Collected data entries

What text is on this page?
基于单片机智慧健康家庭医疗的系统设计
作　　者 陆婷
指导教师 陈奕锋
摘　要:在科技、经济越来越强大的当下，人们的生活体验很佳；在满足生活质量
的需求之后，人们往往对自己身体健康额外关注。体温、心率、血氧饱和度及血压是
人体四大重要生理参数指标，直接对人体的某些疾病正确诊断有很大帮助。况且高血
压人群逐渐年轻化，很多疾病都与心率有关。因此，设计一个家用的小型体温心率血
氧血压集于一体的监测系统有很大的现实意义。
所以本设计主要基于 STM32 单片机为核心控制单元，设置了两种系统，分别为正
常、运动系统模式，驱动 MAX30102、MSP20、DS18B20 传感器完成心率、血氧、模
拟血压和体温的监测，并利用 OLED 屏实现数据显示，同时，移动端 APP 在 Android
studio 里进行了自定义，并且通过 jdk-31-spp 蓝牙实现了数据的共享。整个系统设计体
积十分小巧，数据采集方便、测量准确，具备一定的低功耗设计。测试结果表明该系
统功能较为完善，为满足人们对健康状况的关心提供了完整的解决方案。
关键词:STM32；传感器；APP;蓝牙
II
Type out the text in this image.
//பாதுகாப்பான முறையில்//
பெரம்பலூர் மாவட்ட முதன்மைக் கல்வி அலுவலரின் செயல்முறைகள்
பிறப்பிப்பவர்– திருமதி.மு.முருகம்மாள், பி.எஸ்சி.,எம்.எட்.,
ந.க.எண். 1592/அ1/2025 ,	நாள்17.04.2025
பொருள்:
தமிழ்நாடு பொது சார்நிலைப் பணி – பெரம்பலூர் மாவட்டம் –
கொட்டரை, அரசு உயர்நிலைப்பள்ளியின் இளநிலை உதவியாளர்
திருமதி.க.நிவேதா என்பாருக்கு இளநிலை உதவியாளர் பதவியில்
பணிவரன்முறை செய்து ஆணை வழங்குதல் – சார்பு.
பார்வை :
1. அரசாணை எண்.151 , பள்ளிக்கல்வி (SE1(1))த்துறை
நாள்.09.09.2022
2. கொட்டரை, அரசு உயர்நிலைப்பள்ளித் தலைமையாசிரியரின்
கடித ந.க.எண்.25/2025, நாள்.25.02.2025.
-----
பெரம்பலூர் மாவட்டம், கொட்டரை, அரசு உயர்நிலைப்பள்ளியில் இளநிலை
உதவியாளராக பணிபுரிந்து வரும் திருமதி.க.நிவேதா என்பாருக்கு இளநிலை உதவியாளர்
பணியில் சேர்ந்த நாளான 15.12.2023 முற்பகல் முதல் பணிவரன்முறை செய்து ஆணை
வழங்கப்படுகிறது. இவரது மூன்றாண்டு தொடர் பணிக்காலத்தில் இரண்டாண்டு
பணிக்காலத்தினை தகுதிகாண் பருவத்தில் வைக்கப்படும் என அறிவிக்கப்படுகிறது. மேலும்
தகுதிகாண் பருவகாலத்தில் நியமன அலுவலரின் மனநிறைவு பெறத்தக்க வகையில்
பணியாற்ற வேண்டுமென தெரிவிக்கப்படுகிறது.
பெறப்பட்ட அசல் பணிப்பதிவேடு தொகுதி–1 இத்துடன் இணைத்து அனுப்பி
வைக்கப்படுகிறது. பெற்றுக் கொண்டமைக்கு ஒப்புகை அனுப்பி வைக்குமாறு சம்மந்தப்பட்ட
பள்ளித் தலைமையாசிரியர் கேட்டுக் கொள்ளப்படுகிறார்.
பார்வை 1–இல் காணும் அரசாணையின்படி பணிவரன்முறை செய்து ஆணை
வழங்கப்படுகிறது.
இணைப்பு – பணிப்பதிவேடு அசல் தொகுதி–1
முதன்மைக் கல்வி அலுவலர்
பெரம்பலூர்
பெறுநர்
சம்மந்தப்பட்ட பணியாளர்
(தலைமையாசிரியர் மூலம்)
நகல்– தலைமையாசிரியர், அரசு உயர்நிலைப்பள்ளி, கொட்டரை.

Your task: Copy each line above that contains the word "this".

Written reply:
What text is on this page?
Type out the text in this image.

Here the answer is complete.